* **Aim**
Copy out the entries exactly, from the first line to the last.
───── Extracted material
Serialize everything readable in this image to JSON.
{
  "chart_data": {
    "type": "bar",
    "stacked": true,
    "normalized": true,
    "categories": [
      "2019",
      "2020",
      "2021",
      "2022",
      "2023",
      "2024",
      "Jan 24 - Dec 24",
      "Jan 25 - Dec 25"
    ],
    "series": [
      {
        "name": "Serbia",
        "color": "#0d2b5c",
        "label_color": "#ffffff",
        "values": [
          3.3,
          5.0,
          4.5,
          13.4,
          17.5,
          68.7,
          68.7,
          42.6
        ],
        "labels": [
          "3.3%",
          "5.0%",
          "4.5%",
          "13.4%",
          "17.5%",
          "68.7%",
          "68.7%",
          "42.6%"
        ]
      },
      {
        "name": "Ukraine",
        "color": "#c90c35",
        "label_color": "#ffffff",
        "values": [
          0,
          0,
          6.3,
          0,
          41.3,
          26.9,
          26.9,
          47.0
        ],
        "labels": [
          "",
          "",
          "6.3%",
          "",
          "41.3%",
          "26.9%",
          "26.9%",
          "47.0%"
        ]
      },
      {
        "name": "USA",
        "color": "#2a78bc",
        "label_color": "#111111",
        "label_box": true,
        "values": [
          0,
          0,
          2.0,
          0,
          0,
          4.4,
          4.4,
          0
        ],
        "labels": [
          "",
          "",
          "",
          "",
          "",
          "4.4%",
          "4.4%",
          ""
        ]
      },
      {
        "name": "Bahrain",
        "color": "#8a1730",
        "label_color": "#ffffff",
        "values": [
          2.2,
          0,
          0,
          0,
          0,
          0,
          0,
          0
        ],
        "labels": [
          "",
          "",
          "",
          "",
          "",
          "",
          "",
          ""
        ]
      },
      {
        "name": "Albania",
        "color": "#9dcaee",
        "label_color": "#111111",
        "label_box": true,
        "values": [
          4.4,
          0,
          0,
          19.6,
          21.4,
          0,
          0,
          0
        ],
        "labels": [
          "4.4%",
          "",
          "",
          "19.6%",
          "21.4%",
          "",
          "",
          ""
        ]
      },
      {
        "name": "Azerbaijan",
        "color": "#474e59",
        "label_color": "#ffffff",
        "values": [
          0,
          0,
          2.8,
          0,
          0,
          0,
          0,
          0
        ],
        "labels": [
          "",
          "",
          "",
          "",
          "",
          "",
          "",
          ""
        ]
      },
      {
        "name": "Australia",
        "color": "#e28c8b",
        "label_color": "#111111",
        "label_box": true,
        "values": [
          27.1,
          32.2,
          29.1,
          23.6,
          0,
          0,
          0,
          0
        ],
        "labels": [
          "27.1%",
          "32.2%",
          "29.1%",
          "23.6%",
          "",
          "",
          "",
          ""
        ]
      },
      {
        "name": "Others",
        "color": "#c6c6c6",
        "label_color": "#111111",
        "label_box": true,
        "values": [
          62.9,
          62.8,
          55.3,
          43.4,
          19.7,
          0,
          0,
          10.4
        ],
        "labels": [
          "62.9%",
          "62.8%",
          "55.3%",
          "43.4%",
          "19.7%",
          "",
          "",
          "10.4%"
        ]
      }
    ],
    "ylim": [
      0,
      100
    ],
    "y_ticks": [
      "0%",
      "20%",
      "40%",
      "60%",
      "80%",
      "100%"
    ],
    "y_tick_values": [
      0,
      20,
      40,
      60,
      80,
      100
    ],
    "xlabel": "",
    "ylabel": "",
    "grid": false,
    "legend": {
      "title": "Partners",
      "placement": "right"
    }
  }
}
──────────
* **Answer**
Serialize everything readable in this image to JSON.
{
  "chart_data": {
    "type": "bar",
    "stacked": true,
    "normalized": true,
    "categories": [
      "2019",
      "2020",
      "2021",
      "2022",
      "2023",
      "2024",
      "Jan 24 - Dec 24",
      "Jan 25 - Dec 25"
    ],
    "series": [
      {
        "name": "Serbia",
        "color": "#0d2b5c",
        "label_color": "#ffffff",
        "values": [
          3.3,
          5.0,
          4.5,
          13.4,
          17.5,
          68.7,
          68.7,
          42.6
        ],
        "labels": [
          "3.3%",
          "5.0%",
          "4.5%",
          "13.4%",
          "17.5%",
          "68.7%",
          "68.7%",
          "42.6%"
        ]
      },
      {
        "name": "Ukraine",
        "color": "#c90c35",
        "label_color": "#ffffff",
        "values": [
          0,
          0,
          6.3,
          0,
          41.3,
          26.9,
          26.9,
          47.0
        ],
        "labels": [
          "",
          "",
          "6.3%",
          "",
          "41.3%",
          "26.9%",
          "26.9%",
          "47.0%"
        ]
      },
      {
        "name": "USA",
        "color": "#2a78bc",
        "label_color": "#111111",
        "label_box": true,
        "values": [
          0,
          0,
          2.0,
          0,
          0,
          4.4,
          4.4,
          0
        ],
        "labels": [
          "",
          "",
          "",
          "",
          "",
          "4.4%",
          "4.4%",
          ""
        ]
      },
      {
        "name": "Bahrain",
        "color": "#8a1730",
        "label_color": "#ffffff",
        "values": [
          2.2,
          0,
          0,
          0,
          0,
          0,
          0,
          0
        ],
        "labels": [
          "",
          "",
          "",
          "",
          "",
          "",
          "",
          ""
        ]
      },
      {
        "name": "Albania",
        "color": "#9dcaee",
        "label_color": "#111111",
        "label_box": true,
        "values": [
          4.4,
          0,
          0,
          19.6,
          21.4,
          0,
          0,
          0
        ],
        "labels": [
          "4.4%",
          "",
          "",
          "19.6%",
          "21.4%",
          "",
          "",
          ""
        ]
      },
      {
        "name": "Azerbaijan",
        "color": "#474e59",
        "label_color": "#ffffff",
        "values": [
          0,
          0,
          2.8,
          0,
          0,
          0,
          0,
          0
        ],
        "labels": [
          "",
          "",
          "",
          "",
          "",
          "",
          "",
          ""
        ]
      },
      {
        "name": "Australia",
        "color": "#e28c8b",
        "label_color": "#111111",
        "label_box": true,
        "values": [
          27.1,
          32.2,
          29.1,
          23.6,
          0,
          0,
          0,
          0
        ],
        "labels": [
          "27.1%",
          "32.2%",
          "29.1%",
          "23.6%",
          "",
          "",
          "",
          ""
        ]
      },
      {
        "name": "Others",
        "color": "#c6c6c6",
        "label_color": "#111111",
        "label_box": true,
        "values": [
          62.9,
          62.8,
          55.3,
          43.4,
          19.7,
          0,
          0,
          10.4
        ],
        "labels": [
          "62.9%",
          "62.8%",
          "55.3%",
          "43.4%",
          "19.7%",
          "",
          "",
          "10.4%"
        ]
      }
    ],
    "ylim": [
      0,
      100
    ],
    "y_ticks": [
      "0%",
      "20%",
      "40%",
      "60%",
      "80%",
      "100%"
    ],
    "y_tick_values": [
      0,
      20,
      40,
      60,
      80,
      100
    ],
    "xlabel": "",
    "ylabel": "",
    "grid": false,
    "legend": {
      "title": "Partners",
      "placement": "right"
    }
  }
}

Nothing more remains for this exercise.